THE REQUEST.
Take the data below and repeat it exactly.

»»

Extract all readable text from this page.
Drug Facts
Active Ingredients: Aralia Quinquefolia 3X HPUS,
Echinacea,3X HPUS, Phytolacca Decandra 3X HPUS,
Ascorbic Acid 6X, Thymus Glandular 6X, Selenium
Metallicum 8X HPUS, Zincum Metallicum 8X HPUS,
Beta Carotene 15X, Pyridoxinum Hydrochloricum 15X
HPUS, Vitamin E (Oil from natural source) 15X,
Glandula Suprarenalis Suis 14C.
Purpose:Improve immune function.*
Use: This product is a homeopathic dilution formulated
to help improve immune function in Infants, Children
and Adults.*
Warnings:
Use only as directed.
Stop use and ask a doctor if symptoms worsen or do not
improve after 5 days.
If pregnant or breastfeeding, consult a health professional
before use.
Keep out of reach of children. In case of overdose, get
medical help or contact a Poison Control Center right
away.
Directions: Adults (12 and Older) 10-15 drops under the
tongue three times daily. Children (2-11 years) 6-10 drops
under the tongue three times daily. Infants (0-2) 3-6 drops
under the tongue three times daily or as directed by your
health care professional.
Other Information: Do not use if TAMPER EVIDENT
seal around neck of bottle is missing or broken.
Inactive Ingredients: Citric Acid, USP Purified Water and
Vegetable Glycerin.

««

RESULT BELOW.
Extract all readable text from this page.
Drug Facts
Active Ingredients: Aralia Quinquefolia 3X HPUS,
Echinacea,3X HPUS, Phytolacca Decandra 3X HPUS,
Ascorbic Acid 6X, Thymus Glandular 6X, Selenium
Metallicum 8X HPUS, Zincum Metallicum 8X HPUS,
Beta Carotene 15X, Pyridoxinum Hydrochloricum 15X
HPUS, Vitamin E (Oil from natural source) 15X,
Glandula Suprarenalis Suis 14C.
Purpose:Improve immune function.*
Use: This product is a homeopathic dilution formulated
to help improve immune function in Infants, Children
and Adults.*
Warnings:
Use only as directed.
Stop use and ask a doctor if symptoms worsen or do not
improve after 5 days.
If pregnant or breastfeeding, consult a health professional
before use.
Keep out of reach of children. In case of overdose, get
medical help or contact a Poison Control Center right
away.
Directions: Adults (12 and Older) 10-15 drops under the
tongue three times daily. Children (2-11 years) 6-10 drops
under the tongue three times daily. Infants (0-2) 3-6 drops
under the tongue three times daily or as directed by your
health care professional.
Other Information: Do not use if TAMPER EVIDENT
seal around neck of bottle is missing or broken.
Inactive Ingredients: Citric Acid, USP Purified Water and
Vegetable Glycerin.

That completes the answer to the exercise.